**Written instruction**
Could you repeat the records below exactly, leaving out any pictures?

Start of Input rows

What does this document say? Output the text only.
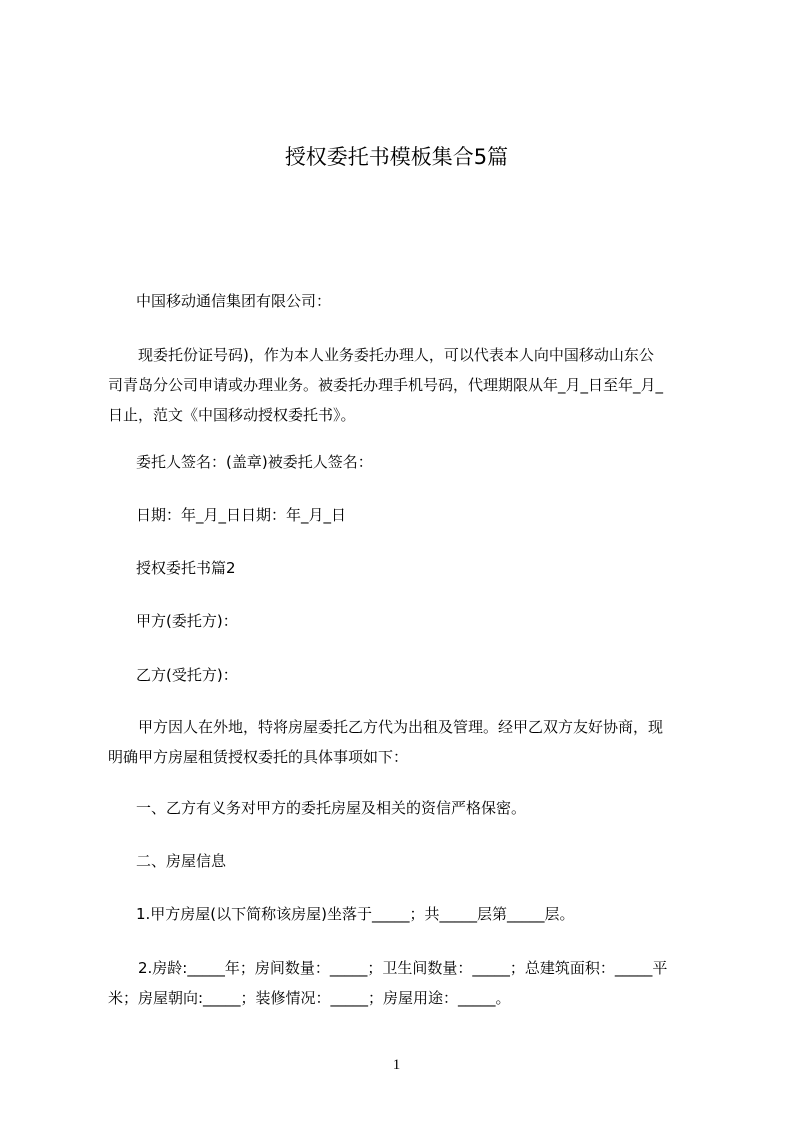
授权委托书模板集合5篇
中国移动通信集团有限公司：
现委托份证号码)，作为本人业务委托办理人，可以代表本人向中国移动山东公
司青岛分公司申请或办理业务。被委托办理手机号码，代理期限从年_月_日至年_月_
日止，范文《中国移动授权委托书》。
委托人签名：(盖章)被委托人签名：
日期：年_月_日日期：年_月_日
授权委托书篇2
甲方(委托方)：
乙方(受托方)：
甲方因人在外地，特将房屋委托乙方代为出租及管理。经甲乙双方友好协商，现
明确甲方房屋租赁授权委托的具体事项如下：
一、乙方有义务对甲方的委托房屋及相关的资信严格保密。
二、房屋信息
1.甲方房屋(以下简称该房屋)坐落于_____；共_____层第_____层。
2.房龄:_____年；房间数量：_____；卫生间数量：_____；总建筑面积：_____平
米；房屋朝向:_____；装修情况：_____；房屋用途：_____。
1
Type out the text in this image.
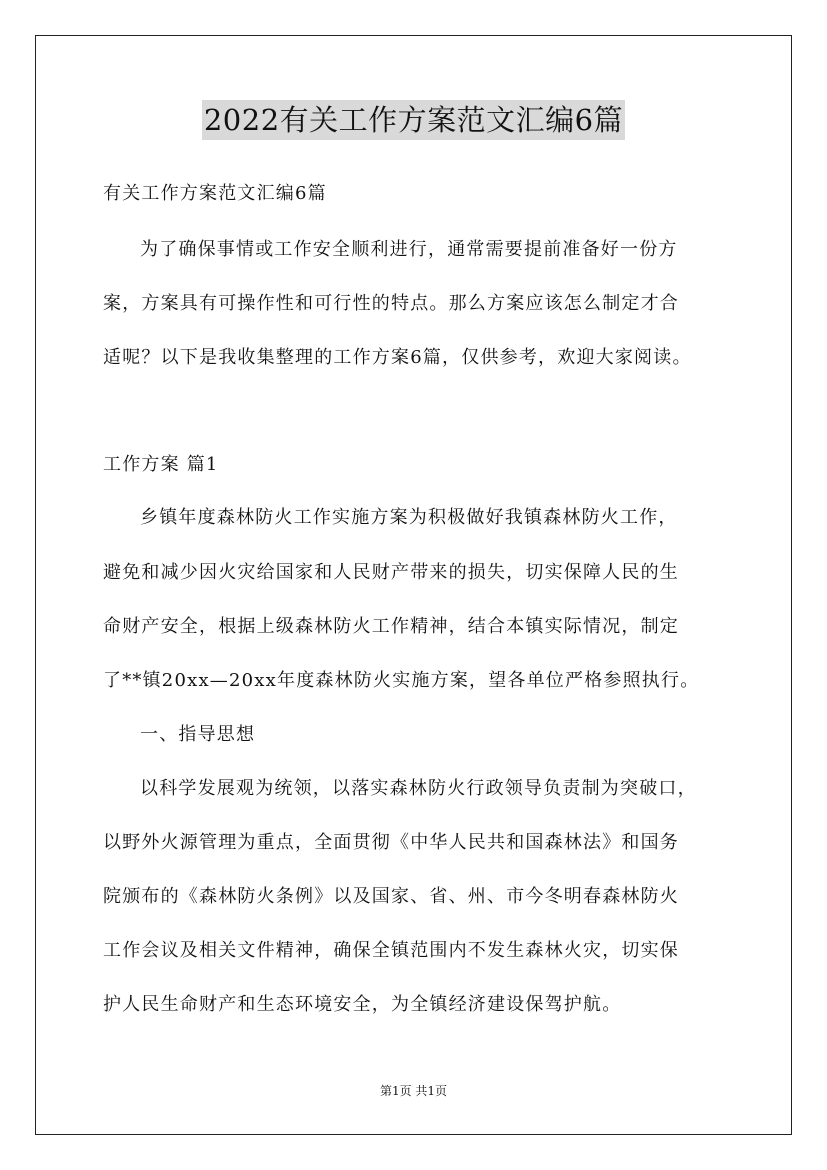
2022有关工作方案范文汇编6篇
有关工作方案范文汇编6篇
为了确保事情或工作安全顺利进行，通常需要提前准备好一份方
案，方案具有可操作性和可行性的特点。那么方案应该怎么制定才合
适呢？以下是我收集整理的工作方案6篇，仅供参考，欢迎大家阅读。
工作方案 篇1
乡镇年度森林防火工作实施方案为积极做好我镇森林防火工作，
避免和减少因火灾给国家和人民财产带来的损失，切实保障人民的生
命财产安全，根据上级森林防火工作精神，结合本镇实际情况，制定
了**镇20xx—20xx年度森林防火实施方案，望各单位严格参照执行。
一、指导思想
以科学发展观为统领，以落实森林防火行政领导负责制为突破口，
以野外火源管理为重点，全面贯彻《中华人民共和国森林法》和国务
院颁布的《森林防火条例》以及国家、省、州、市今冬明春森林防火
工作会议及相关文件精神，确保全镇范围内不发生森林火灾，切实保
护人民生命财产和生态环境安全，为全镇经济建设保驾护航。
第1页 共1页
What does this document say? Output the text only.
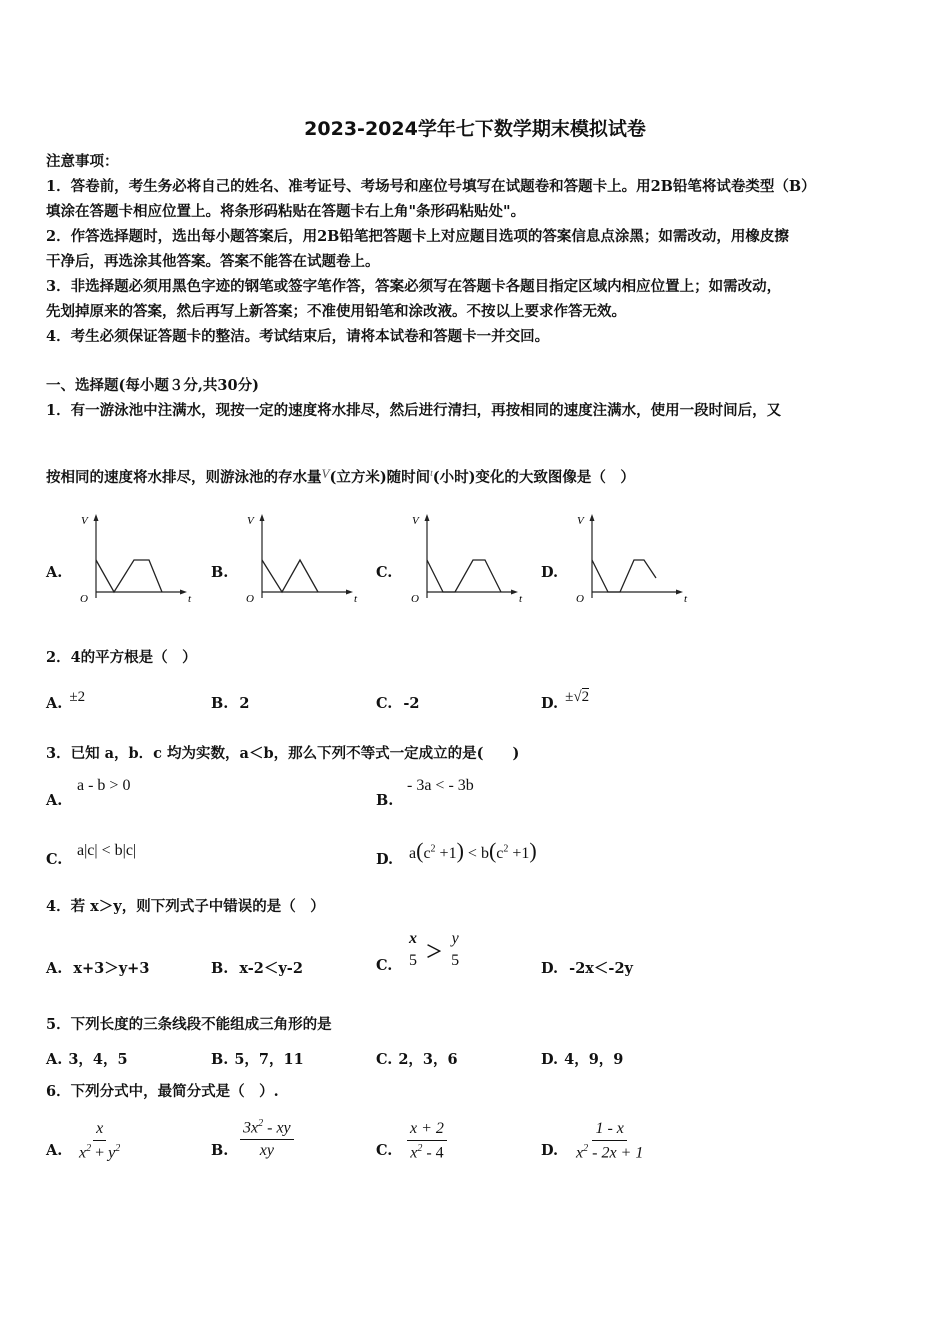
2023-2024学年七下数学期末模拟试卷
注意事项：
1．答卷前，考生务必将自己的姓名、准考证号、考场号和座位号填写在试题卷和答题卡上。用2B铅笔将试卷类型（B）
填涂在答题卡相应位置上。将条形码粘贴在答题卡右上角"条形码粘贴处"。
2．作答选择题时，选出每小题答案后，用2B铅笔把答题卡上对应题目选项的答案信息点涂黑；如需改动，用橡皮擦
干净后，再选涂其他答案。答案不能答在试题卷上。
3．非选择题必须用黑色字迹的钢笔或签字笔作答，答案必须写在答题卡各题目指定区域内相应位置上；如需改动，
先划掉原来的答案，然后再写上新答案；不准使用铅笔和涂改液。不按以上要求作答无效。
4．考生必须保证答题卡的整洁。考试结束后，请将本试卷和答题卡一并交回。
一、选择题(每小题３分,共30分)
1．有一游泳池中注满水，现按一定的速度将水排尽，然后进行清扫，再按相同的速度注满水，使用一段时间后，又
按相同的速度将水排尽，则游泳池的存水量V(立方米)随时间$^t$(小时)变化的大致图像是（　）
A.	B.	C.	D.
V
O	t
V
O	t
V
O	t
V
O	t
2．4的平方根是（　）
A. ±2	B. 2	C. -2	D. ±√2
3．已知 a，b．c 均为实数，a＜b，那么下列不等式一定成立的是(　　)
A.
a - b > 0
B.
- 3a < - 3b
C.
a|c| < b|c|
D. $a(c^2 +1) < b(c^2 +1)$
4．若 x＞y，则下列式子中错误的是（　）
A. x+3＞y+3	B. x-2＜y-2	C.
x
5 ＞
y
5	D. -2x＜-2y
5．下列长度的三条线段不能组成三角形的是
A. 3，4，5	B. 5，7，11	C. 2，3，6	D. 4，9，9
6．下列分式中，最简分式是（　）.
A. $\frac{x}{x^2 + y^2}$	B. $\frac{3x^2 - xy}{xy}$	C. $\frac{x + 2}{x^2 - 4}$	D. $\frac{1 - x}{x^2 - 2x + 1}$
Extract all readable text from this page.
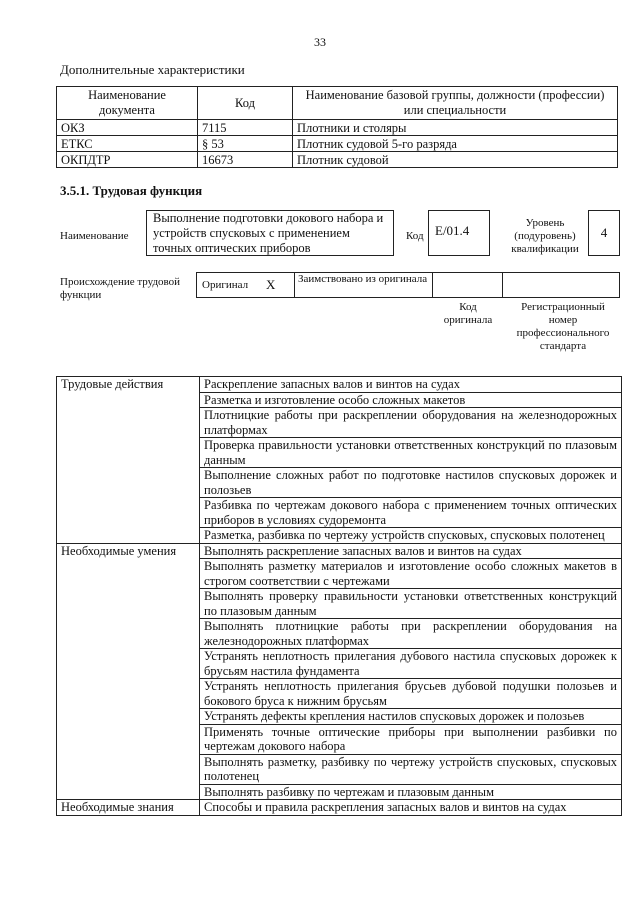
33
Дополнительные характеристики
Наименование документа	Код	Наименование базовой группы, должности (профессии) или специальности
ОКЗ	7115	Плотники и столяры
ЕТКС	§ 53	Плотник судовой 5-го разряда
ОКПДТР	16673	Плотник судовой
3.5.1. Трудовая функция
Наименование
Выполнение подготовки докового набора и устройств спусковых с применением точных оптических приборов
Код E/01.4	Уровень (подуровень) квалификации
4
Происхождение трудовой функции
Оригинал X Заимствовано из оригинала
Код оригинала
Регистрационный номер профессионального стандарта
Трудовые действия	Раскрепление запасных валов и винтов на судах
	Разметка и изготовление особо сложных макетов
	Плотницкие работы при раскреплении оборудования на железнодорожных платформах
	Проверка правильности установки ответственных конструкций по плазовым данным
	Выполнение сложных работ по подготовке настилов спусковых дорожек и полозьев
	Разбивка по чертежам докового набора с применением точных оптических приборов в условиях судоремонта
	Разметка, разбивка по чертежу устройств спусковых, спусковых полотенец
Необходимые умения	Выполнять раскрепление запасных валов и винтов на судах
	Выполнять разметку материалов и изготовление особо сложных макетов в строгом соответствии с чертежами
	Выполнять проверку правильности установки ответственных конструкций по плазовым данным
	Выполнять плотницкие работы при раскреплении оборудования на железнодорожных платформах
	Устранять неплотность прилегания дубового настила спусковых дорожек к брусьям настила фундамента
	Устранять неплотность прилегания брусьев дубовой подушки полозьев и бокового бруса к нижним брусьям
	Устранять дефекты крепления настилов спусковых дорожек и полозьев
	Применять точные оптические приборы при выполнении разбивки по чертежам докового набора
	Выполнять разметку, разбивку по чертежу устройств спусковых, спусковых полотенец
	Выполнять разбивку по чертежам и плазовым данным
Необходимые знания	Способы и правила раскрепления запасных валов и винтов на судах
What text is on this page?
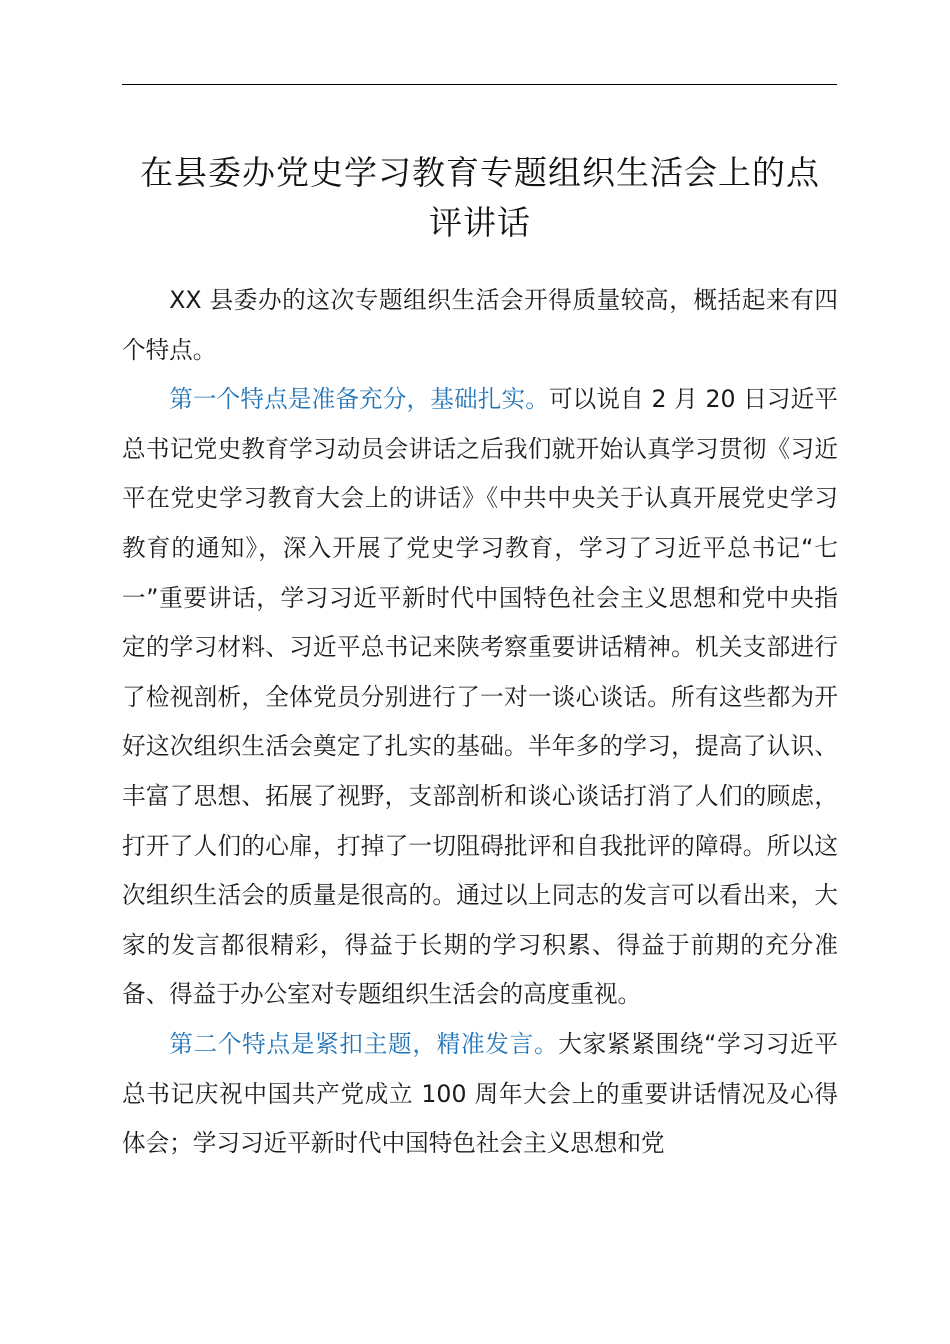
在县委办党史学习教育专题组织生活会上的点
评讲话

XX 县委办的这次专题组织生活会开得质量较高，概括起来有四个特点。

第一个特点是准备充分，基础扎实。可以说自 2 月 20 日习近平总书记党史教育学习动员会讲话之后我们就开始认真学习贯彻《习近平在党史学习教育大会上的讲话》《中共中央关于认真开展党史学习教育的通知》，深入开展了党史学习教育，学习了习近平总书记“七一”重要讲话，学习习近平新时代中国特色社会主义思想和党中央指定的学习材料、习近平总书记来陕考察重要讲话精神。机关支部进行了检视剖析，全体党员分别进行了一对一谈心谈话。所有这些都为开好这次组织生活会奠定了扎实的基础。半年多的学习，提高了认识、丰富了思想、拓展了视野，支部剖析和谈心谈话打消了人们的顾虑，打开了人们的心扉，打掉了一切阻碍批评和自我批评的障碍。所以这次组织生活会的质量是很高的。通过以上同志的发言可以看出来，大家的发言都很精彩，得益于长期的学习积累、得益于前期的充分准备、得益于办公室对专题组织生活会的高度重视。

第二个特点是紧扣主题，精准发言。大家紧紧围绕“学习习近平总书记庆祝中国共产党成立 100 周年大会上的重要讲话情况及心得体会；学习习近平新时代中国特色社会主义思想和党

End of Input rows

**Exercise output**
What does this document say? Output the text only.
授权委托书模板集合5篇
中国移动通信集团有限公司：
现委托份证号码)，作为本人业务委托办理人，可以代表本人向中国移动山东公
司青岛分公司申请或办理业务。被委托办理手机号码，代理期限从年_月_日至年_月_
日止，范文《中国移动授权委托书》。
委托人签名：(盖章)被委托人签名：
日期：年_月_日日期：年_月_日
授权委托书篇2
甲方(委托方)：
乙方(受托方)：
甲方因人在外地，特将房屋委托乙方代为出租及管理。经甲乙双方友好协商，现
明确甲方房屋租赁授权委托的具体事项如下：
一、乙方有义务对甲方的委托房屋及相关的资信严格保密。
二、房屋信息
1.甲方房屋(以下简称该房屋)坐落于_____；共_____层第_____层。
2.房龄:_____年；房间数量：_____；卫生间数量：_____；总建筑面积：_____平
米；房屋朝向:_____；装修情况：_____；房屋用途：_____。
1
Type out the text in this image.
2022有关工作方案范文汇编6篇
有关工作方案范文汇编6篇
为了确保事情或工作安全顺利进行，通常需要提前准备好一份方
案，方案具有可操作性和可行性的特点。那么方案应该怎么制定才合
适呢？以下是我收集整理的工作方案6篇，仅供参考，欢迎大家阅读。
工作方案 篇1
乡镇年度森林防火工作实施方案为积极做好我镇森林防火工作，
避免和减少因火灾给国家和人民财产带来的损失，切实保障人民的生
命财产安全，根据上级森林防火工作精神，结合本镇实际情况，制定
了**镇20xx—20xx年度森林防火实施方案，望各单位严格参照执行。
一、指导思想
以科学发展观为统领，以落实森林防火行政领导负责制为突破口，
以野外火源管理为重点，全面贯彻《中华人民共和国森林法》和国务
院颁布的《森林防火条例》以及国家、省、州、市今冬明春森林防火
工作会议及相关文件精神，确保全镇范围内不发生森林火灾，切实保
护人民生命财产和生态环境安全，为全镇经济建设保驾护航。
第1页 共1页
What does this document say? Output the text only.
2023-2024学年七下数学期末模拟试卷
注意事项：
1．答卷前，考生务必将自己的姓名、准考证号、考场号和座位号填写在试题卷和答题卡上。用2B铅笔将试卷类型（B）
填涂在答题卡相应位置上。将条形码粘贴在答题卡右上角"条形码粘贴处"。
2．作答选择题时，选出每小题答案后，用2B铅笔把答题卡上对应题目选项的答案信息点涂黑；如需改动，用橡皮擦
干净后，再选涂其他答案。答案不能答在试题卷上。
3．非选择题必须用黑色字迹的钢笔或签字笔作答，答案必须写在答题卡各题目指定区域内相应位置上；如需改动，
先划掉原来的答案，然后再写上新答案；不准使用铅笔和涂改液。不按以上要求作答无效。
4．考生必须保证答题卡的整洁。考试结束后，请将本试卷和答题卡一并交回。
一、选择题(每小题３分,共30分)
1．有一游泳池中注满水，现按一定的速度将水排尽，然后进行清扫，再按相同的速度注满水，使用一段时间后，又
按相同的速度将水排尽，则游泳池的存水量V(立方米)随时间$^t$(小时)变化的大致图像是（　）
A.	B.	C.	D.
V
O	t
V
O	t
V
O	t
V
O	t
2．4的平方根是（　）
A. ±2	B. 2	C. -2	D. ±√2
3．已知 a，b．c 均为实数，a＜b，那么下列不等式一定成立的是(　　)
A.
a - b > 0
B.
- 3a < - 3b
C.
a|c| < b|c|
D. $a(c^2 +1) < b(c^2 +1)$
4．若 x＞y，则下列式子中错误的是（　）
A. x+3＞y+3	B. x-2＜y-2	C.
x
5 ＞
y
5	D. -2x＜-2y
5．下列长度的三条线段不能组成三角形的是
A. 3，4，5	B. 5，7，11	C. 2，3，6	D. 4，9，9
6．下列分式中，最简分式是（　）.
A. $\frac{x}{x^2 + y^2}$	B. $\frac{3x^2 - xy}{xy}$	C. $\frac{x + 2}{x^2 - 4}$	D. $\frac{1 - x}{x^2 - 2x + 1}$
Extract all readable text from this page.
33
Дополнительные характеристики
Наименование документа	Код	Наименование базовой группы, должности (профессии) или специальности
ОКЗ	7115	Плотники и столяры
ЕТКС	§ 53	Плотник судовой 5-го разряда
ОКПДТР	16673	Плотник судовой
3.5.1. Трудовая функция
Наименование
Выполнение подготовки докового набора и устройств спусковых с применением точных оптических приборов
Код E/01.4	Уровень (подуровень) квалификации
4
Происхождение трудовой функции
Оригинал X Заимствовано из оригинала
Код оригинала
Регистрационный номер профессионального стандарта
Трудовые действия	Раскрепление запасных валов и винтов на судах
	Разметка и изготовление особо сложных макетов
	Плотницкие работы при раскреплении оборудования на железнодорожных платформах
	Проверка правильности установки ответственных конструкций по плазовым данным
	Выполнение сложных работ по подготовке настилов спусковых дорожек и полозьев
	Разбивка по чертежам докового набора с применением точных оптических приборов в условиях судоремонта
	Разметка, разбивка по чертежу устройств спусковых, спусковых полотенец
Необходимые умения	Выполнять раскрепление запасных валов и винтов на судах
	Выполнять разметку материалов и изготовление особо сложных макетов в строгом соответствии с чертежами
	Выполнять проверку правильности установки ответственных конструкций по плазовым данным
	Выполнять плотницкие работы при раскреплении оборудования на железнодорожных платформах
	Устранять неплотность прилегания дубового настила спусковых дорожек к брусьям настила фундамента
	Устранять неплотность прилегания брусьев дубовой подушки полозьев и бокового бруса к нижним брусьям
	Устранять дефекты крепления настилов спусковых дорожек и полозьев
	Применять точные оптические приборы при выполнении разбивки по чертежам докового набора
	Выполнять разметку, разбивку по чертежу устройств спусковых, спусковых полотенец
	Выполнять разбивку по чертежам и плазовым данным
Необходимые знания	Способы и правила раскрепления запасных валов и винтов на судах
What text is on this page?
在县委办党史学习教育专题组织生活会上的点
评讲话

XX 县委办的这次专题组织生活会开得质量较高，概括起来有四个特点。

第一个特点是准备充分，基础扎实。可以说自 2 月 20 日习近平总书记党史教育学习动员会讲话之后我们就开始认真学习贯彻《习近平在党史学习教育大会上的讲话》《中共中央关于认真开展党史学习教育的通知》，深入开展了党史学习教育，学习了习近平总书记“七一”重要讲话，学习习近平新时代中国特色社会主义思想和党中央指定的学习材料、习近平总书记来陕考察重要讲话精神。机关支部进行了检视剖析，全体党员分别进行了一对一谈心谈话。所有这些都为开好这次组织生活会奠定了扎实的基础。半年多的学习，提高了认识、丰富了思想、拓展了视野，支部剖析和谈心谈话打消了人们的顾虑，打开了人们的心扉，打掉了一切阻碍批评和自我批评的障碍。所以这次组织生活会的质量是很高的。通过以上同志的发言可以看出来，大家的发言都很精彩，得益于长期的学习积累、得益于前期的充分准备、得益于办公室对专题组织生活会的高度重视。

第二个特点是紧扣主题，精准发言。大家紧紧围绕“学习习近平总书记庆祝中国共产党成立 100 周年大会上的重要讲话情况及心得体会；学习习近平新时代中国特色社会主义思想和党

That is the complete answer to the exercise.